**Your task:** Go through the material below and copy each line where the word "Documents" appears.

A block of data:
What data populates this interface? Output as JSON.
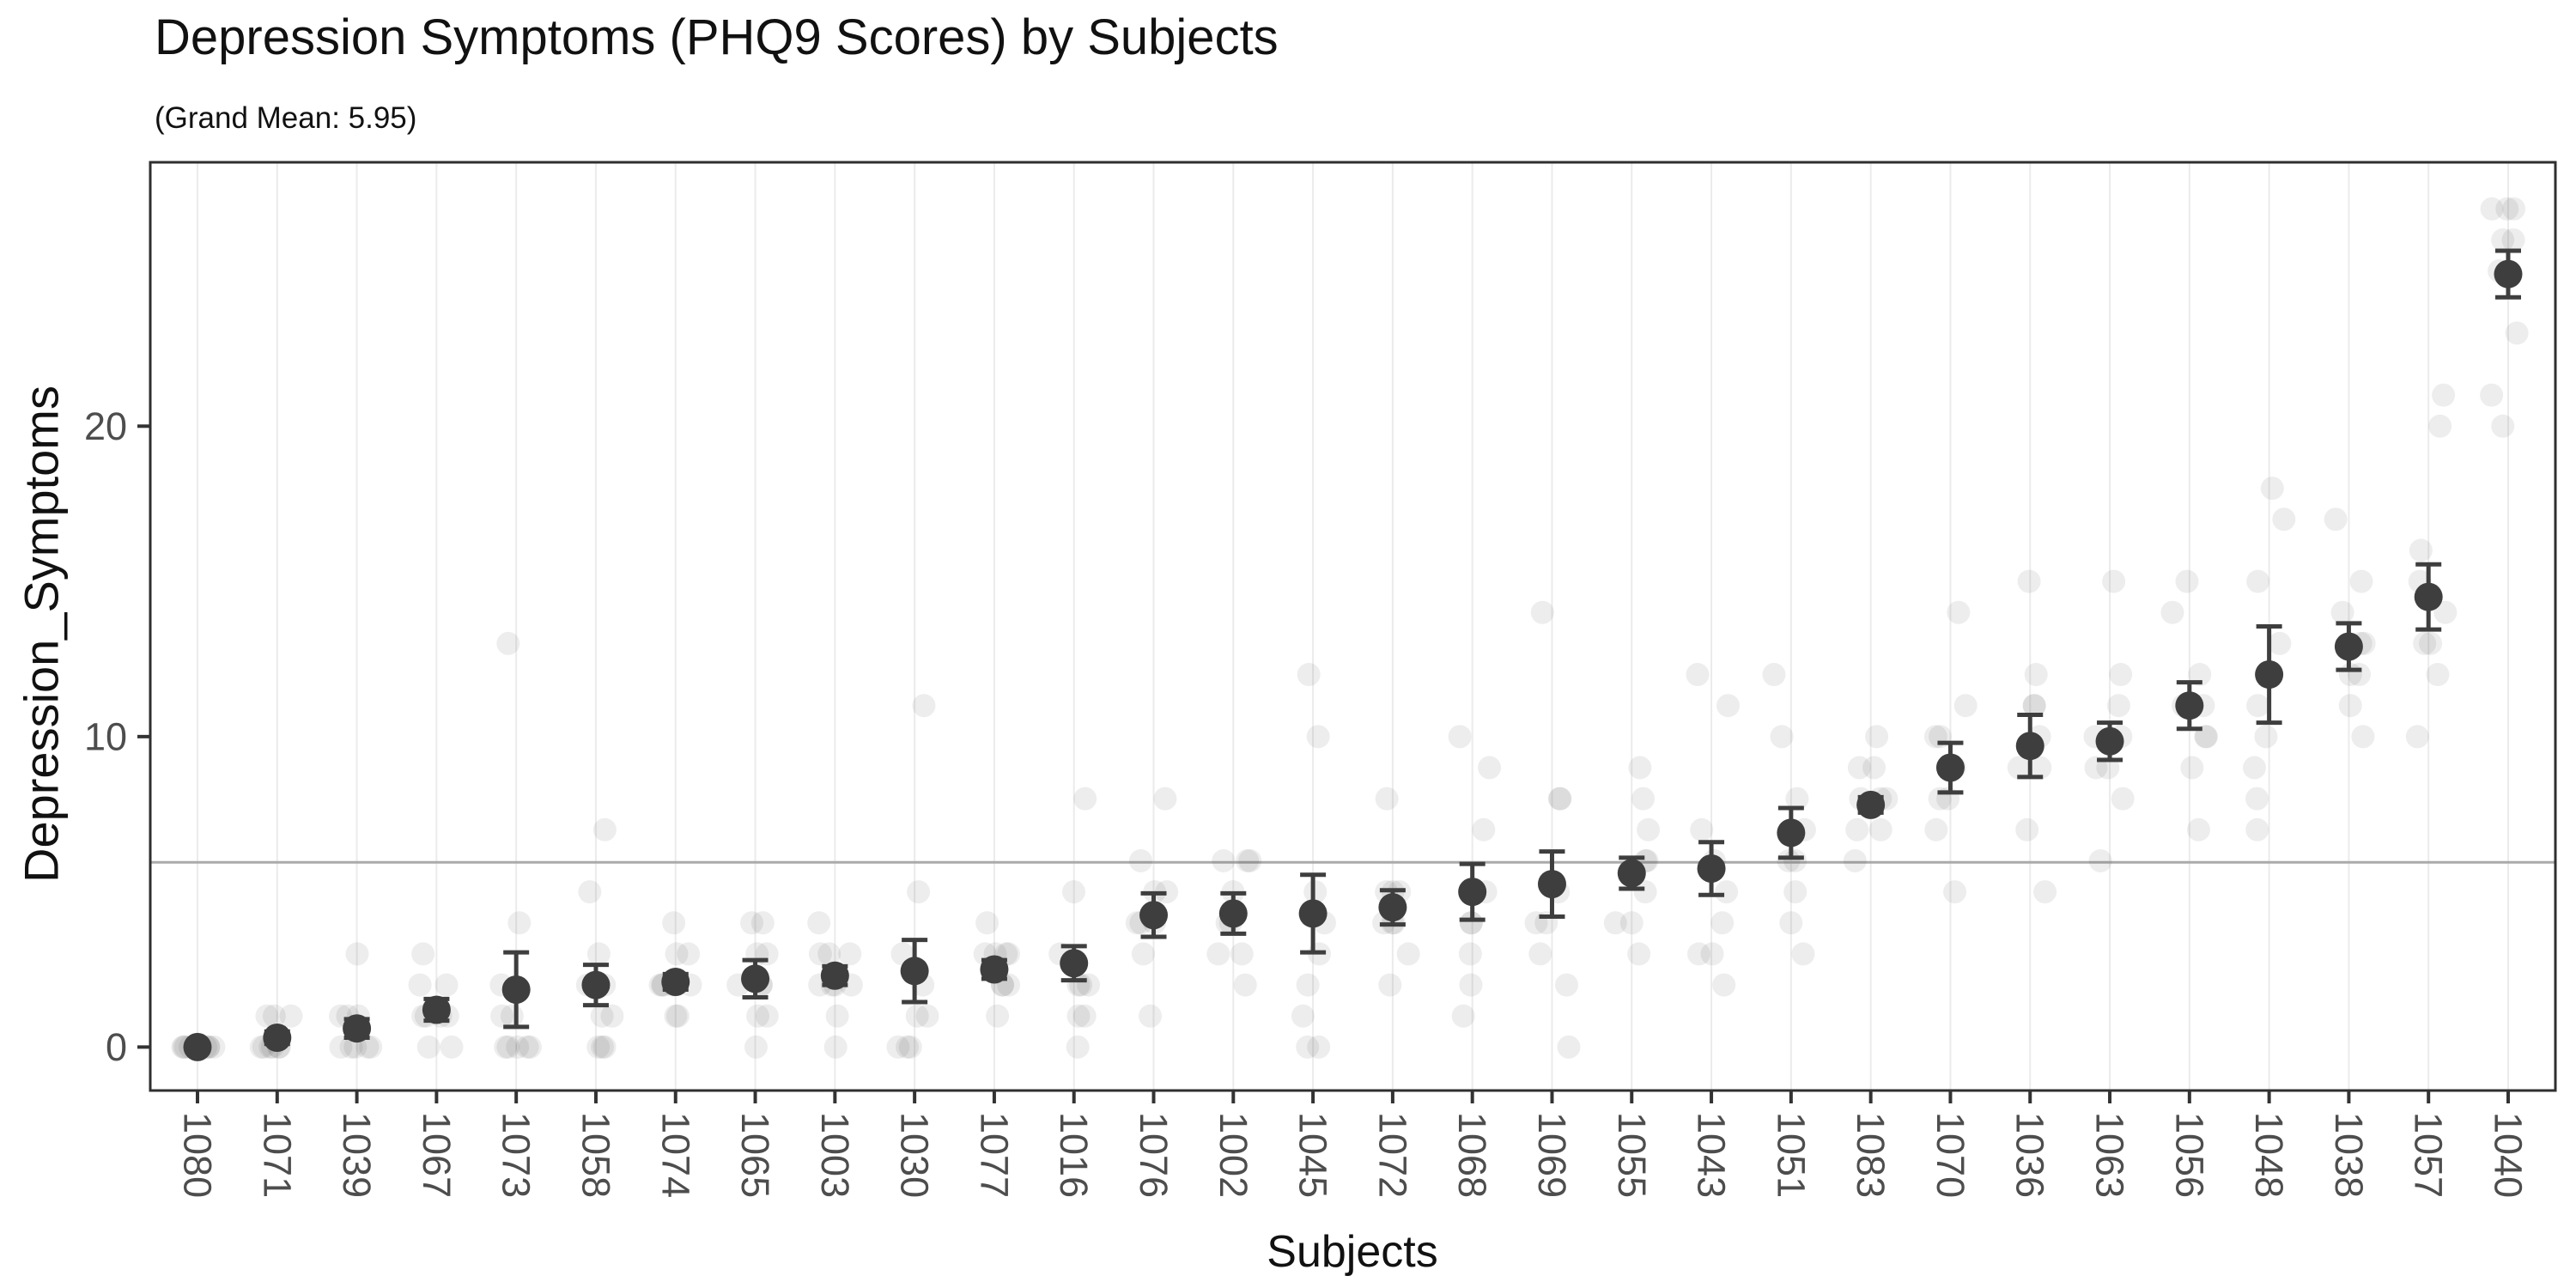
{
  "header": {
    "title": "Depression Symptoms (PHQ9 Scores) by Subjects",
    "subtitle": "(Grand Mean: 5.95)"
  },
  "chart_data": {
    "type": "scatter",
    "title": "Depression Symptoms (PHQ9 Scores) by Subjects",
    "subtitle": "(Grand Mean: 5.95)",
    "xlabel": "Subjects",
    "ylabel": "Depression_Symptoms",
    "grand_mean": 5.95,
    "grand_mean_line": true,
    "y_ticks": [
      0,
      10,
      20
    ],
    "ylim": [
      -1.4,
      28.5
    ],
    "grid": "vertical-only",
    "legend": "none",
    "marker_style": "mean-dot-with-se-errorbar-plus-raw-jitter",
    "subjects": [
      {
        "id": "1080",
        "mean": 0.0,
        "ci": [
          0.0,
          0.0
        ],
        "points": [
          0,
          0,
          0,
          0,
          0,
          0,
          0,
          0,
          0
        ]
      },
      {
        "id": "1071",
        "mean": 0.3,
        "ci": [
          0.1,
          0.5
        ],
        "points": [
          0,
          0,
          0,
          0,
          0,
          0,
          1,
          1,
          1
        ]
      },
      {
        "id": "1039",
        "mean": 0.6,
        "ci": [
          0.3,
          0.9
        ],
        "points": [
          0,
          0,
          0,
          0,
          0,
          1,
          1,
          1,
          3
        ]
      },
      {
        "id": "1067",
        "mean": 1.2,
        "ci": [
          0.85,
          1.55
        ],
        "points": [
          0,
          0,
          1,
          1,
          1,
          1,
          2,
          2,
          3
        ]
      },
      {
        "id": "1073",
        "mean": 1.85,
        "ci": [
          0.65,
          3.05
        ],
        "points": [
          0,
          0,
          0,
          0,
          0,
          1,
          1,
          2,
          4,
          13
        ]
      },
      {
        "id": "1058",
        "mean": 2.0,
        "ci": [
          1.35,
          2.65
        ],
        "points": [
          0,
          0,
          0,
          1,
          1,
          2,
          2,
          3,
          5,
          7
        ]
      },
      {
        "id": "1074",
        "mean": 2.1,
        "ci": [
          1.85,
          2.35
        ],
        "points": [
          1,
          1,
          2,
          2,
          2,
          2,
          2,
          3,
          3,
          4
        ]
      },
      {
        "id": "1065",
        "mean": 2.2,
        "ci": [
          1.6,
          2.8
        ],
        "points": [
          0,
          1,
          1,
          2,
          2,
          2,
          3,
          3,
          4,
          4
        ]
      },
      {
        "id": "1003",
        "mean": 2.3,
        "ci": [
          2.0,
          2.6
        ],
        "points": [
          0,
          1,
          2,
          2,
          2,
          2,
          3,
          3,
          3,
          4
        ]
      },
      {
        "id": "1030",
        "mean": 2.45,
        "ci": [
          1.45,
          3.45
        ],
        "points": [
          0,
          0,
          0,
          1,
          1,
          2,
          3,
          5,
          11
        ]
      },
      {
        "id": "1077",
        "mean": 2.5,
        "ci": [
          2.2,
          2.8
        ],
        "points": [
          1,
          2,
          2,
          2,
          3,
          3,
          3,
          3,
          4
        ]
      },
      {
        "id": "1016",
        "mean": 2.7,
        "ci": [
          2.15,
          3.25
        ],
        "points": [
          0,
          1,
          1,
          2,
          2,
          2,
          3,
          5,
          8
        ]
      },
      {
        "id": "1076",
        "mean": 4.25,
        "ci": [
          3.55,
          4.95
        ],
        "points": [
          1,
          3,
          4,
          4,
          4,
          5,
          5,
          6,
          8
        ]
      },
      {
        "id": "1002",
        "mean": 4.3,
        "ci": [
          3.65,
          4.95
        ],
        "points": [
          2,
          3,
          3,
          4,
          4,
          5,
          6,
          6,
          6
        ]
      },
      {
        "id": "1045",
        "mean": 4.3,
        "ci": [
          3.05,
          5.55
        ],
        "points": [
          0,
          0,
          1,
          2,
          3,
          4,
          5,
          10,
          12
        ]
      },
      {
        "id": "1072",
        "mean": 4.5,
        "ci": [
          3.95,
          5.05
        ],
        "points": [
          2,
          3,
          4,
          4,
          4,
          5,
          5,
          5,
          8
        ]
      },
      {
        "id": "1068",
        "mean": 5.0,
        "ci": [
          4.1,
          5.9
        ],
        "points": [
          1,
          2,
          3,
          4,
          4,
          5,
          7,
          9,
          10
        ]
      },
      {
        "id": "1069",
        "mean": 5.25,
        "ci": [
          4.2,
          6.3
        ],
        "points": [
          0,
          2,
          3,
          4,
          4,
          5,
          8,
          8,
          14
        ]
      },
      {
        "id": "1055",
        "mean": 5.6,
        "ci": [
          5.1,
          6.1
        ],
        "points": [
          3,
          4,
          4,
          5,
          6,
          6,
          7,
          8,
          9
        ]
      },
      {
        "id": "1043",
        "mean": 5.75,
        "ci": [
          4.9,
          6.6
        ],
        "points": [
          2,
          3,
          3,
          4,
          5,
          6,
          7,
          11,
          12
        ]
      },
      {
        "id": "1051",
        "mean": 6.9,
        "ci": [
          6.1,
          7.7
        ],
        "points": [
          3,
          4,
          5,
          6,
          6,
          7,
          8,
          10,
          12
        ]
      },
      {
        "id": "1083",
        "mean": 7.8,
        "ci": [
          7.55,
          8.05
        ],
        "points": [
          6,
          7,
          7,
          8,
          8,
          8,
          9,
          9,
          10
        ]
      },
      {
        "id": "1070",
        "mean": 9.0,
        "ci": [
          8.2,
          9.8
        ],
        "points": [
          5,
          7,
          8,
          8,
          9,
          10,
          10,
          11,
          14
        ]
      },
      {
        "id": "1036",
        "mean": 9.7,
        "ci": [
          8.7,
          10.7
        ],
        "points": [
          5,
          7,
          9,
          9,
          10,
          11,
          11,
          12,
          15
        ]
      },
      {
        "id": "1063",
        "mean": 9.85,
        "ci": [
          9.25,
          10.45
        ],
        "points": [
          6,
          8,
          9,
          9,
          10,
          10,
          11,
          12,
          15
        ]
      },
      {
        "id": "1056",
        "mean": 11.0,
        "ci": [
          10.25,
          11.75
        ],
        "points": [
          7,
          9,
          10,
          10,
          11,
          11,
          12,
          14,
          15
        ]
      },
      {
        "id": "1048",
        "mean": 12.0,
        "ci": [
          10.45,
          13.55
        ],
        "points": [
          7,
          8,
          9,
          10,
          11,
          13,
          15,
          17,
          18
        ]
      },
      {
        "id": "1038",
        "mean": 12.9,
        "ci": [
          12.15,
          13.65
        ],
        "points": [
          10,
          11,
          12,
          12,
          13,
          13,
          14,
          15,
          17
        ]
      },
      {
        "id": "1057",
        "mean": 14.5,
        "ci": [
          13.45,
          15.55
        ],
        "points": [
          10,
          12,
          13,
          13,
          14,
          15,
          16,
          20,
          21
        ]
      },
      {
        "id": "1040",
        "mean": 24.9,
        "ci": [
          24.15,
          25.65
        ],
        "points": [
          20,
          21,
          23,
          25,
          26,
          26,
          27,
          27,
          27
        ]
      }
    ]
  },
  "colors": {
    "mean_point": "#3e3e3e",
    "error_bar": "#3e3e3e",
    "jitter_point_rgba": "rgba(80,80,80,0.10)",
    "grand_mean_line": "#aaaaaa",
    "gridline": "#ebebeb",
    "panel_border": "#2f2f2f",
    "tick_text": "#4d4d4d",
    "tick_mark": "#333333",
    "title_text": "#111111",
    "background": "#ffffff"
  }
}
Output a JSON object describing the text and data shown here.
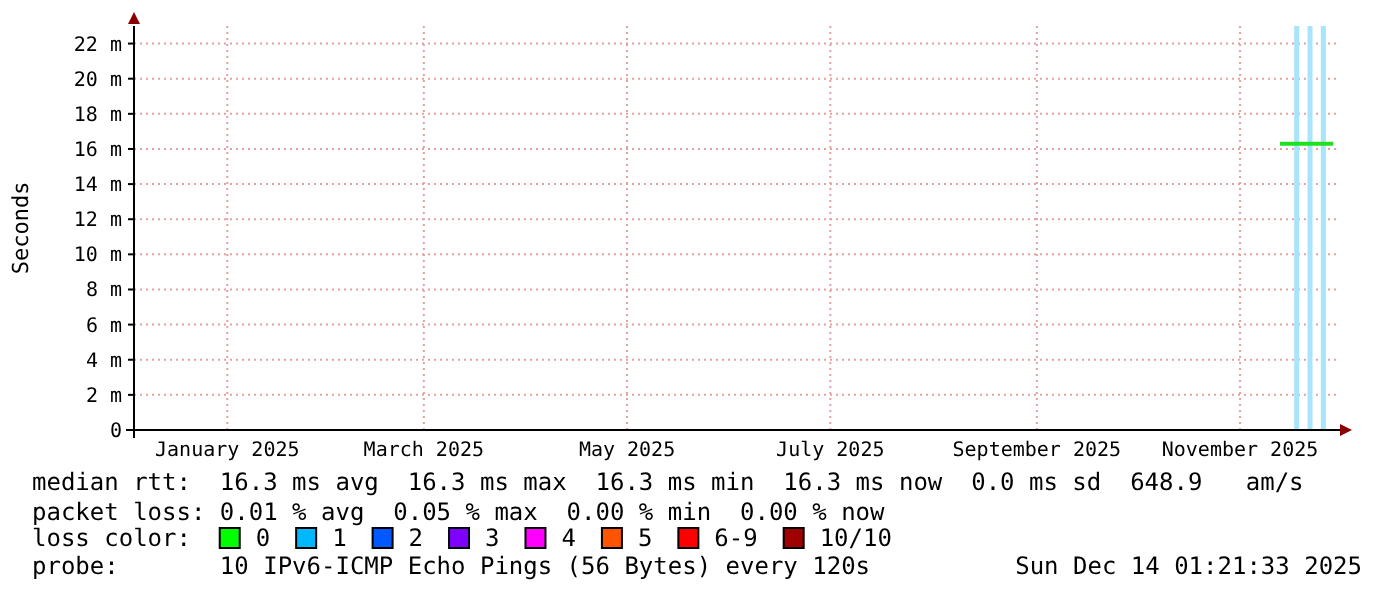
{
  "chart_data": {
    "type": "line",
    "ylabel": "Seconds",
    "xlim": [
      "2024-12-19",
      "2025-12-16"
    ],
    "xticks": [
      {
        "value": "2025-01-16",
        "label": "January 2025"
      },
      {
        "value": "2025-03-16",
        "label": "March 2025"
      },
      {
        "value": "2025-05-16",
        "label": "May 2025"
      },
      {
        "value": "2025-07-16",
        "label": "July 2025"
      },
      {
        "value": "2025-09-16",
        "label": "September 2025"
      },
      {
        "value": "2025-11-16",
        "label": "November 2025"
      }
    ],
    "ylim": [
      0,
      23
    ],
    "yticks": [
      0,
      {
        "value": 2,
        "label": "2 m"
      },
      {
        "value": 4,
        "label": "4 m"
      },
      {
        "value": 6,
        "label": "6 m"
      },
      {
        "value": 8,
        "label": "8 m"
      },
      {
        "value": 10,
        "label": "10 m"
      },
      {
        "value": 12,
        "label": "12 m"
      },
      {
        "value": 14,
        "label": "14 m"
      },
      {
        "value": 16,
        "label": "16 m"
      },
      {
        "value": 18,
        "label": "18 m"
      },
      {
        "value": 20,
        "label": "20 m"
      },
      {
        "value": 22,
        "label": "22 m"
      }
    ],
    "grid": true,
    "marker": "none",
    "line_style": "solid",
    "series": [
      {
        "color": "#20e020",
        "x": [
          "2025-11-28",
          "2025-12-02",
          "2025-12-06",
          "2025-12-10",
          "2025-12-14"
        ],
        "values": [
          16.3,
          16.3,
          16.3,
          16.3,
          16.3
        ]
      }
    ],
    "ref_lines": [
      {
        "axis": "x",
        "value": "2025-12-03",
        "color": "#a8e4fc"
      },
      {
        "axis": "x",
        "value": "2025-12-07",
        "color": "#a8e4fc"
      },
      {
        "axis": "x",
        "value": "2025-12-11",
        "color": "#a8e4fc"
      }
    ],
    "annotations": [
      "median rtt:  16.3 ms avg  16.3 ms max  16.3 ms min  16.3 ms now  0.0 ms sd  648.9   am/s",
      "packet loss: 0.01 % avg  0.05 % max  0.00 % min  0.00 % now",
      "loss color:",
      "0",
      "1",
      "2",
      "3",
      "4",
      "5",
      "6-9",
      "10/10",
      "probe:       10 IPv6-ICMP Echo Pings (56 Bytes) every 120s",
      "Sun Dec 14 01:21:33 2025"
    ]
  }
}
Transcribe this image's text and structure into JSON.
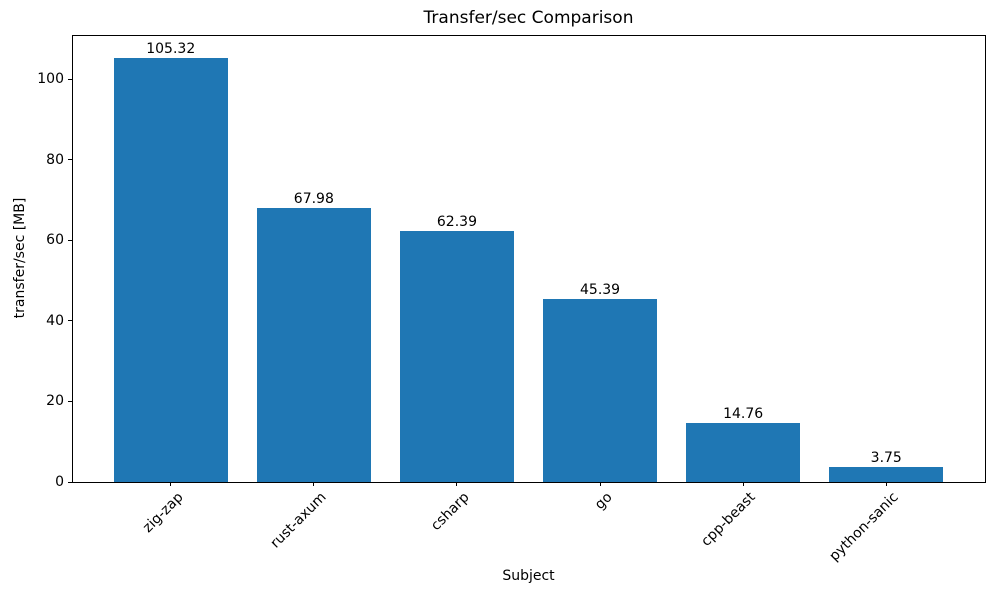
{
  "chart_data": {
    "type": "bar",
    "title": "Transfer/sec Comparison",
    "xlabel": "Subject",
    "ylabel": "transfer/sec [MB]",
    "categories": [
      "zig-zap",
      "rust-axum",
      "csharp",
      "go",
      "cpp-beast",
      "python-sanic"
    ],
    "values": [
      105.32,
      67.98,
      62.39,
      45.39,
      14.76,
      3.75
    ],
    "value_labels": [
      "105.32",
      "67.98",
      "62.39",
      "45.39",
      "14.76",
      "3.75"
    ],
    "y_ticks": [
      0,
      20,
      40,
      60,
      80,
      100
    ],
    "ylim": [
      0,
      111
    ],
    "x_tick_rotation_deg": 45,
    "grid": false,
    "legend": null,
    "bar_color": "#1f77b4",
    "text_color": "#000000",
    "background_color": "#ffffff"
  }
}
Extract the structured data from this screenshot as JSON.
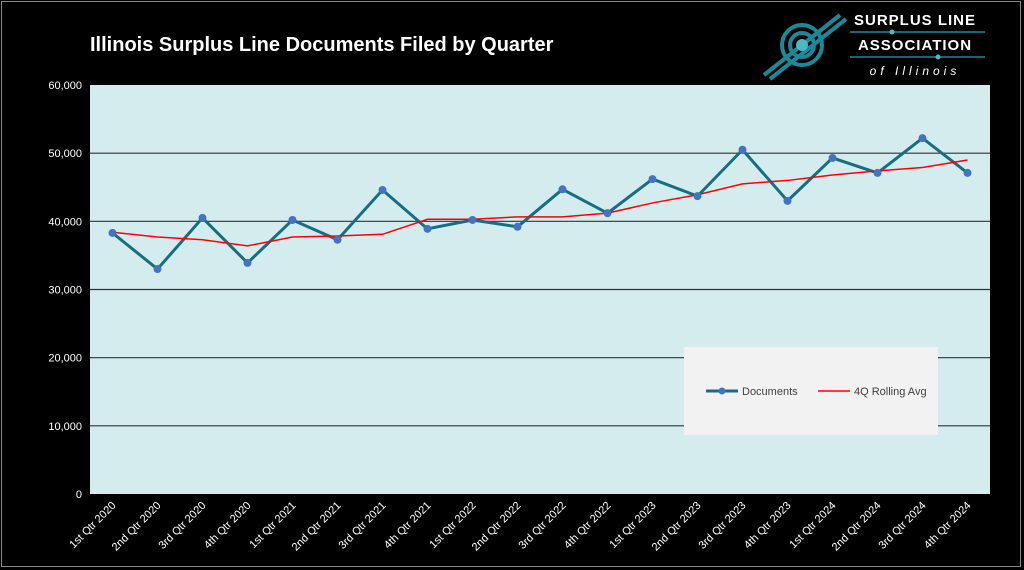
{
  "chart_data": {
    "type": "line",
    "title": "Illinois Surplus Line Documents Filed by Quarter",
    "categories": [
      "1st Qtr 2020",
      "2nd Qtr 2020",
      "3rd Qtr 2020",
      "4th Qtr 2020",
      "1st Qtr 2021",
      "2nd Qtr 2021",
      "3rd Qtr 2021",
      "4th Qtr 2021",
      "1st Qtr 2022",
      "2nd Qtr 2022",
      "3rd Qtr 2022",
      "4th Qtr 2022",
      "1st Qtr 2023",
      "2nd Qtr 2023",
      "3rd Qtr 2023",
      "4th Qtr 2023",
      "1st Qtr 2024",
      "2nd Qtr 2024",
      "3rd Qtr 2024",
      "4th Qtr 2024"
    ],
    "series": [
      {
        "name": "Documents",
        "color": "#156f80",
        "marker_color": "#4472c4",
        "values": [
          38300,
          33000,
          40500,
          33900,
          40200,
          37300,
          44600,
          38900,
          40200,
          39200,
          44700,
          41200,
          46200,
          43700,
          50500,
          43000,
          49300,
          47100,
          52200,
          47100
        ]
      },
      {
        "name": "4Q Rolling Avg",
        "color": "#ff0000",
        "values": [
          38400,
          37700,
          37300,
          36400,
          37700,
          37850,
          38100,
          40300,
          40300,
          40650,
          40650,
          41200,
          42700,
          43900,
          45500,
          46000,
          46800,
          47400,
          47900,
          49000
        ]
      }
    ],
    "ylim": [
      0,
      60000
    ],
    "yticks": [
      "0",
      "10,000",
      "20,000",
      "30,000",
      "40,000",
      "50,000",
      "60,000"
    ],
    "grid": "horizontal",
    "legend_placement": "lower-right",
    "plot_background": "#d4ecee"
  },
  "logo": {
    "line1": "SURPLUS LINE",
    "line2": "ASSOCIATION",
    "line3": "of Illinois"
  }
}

**Final answer:**
    "title": "Illinois Surplus Line Documents Filed by Quarter",
        "name": "Documents",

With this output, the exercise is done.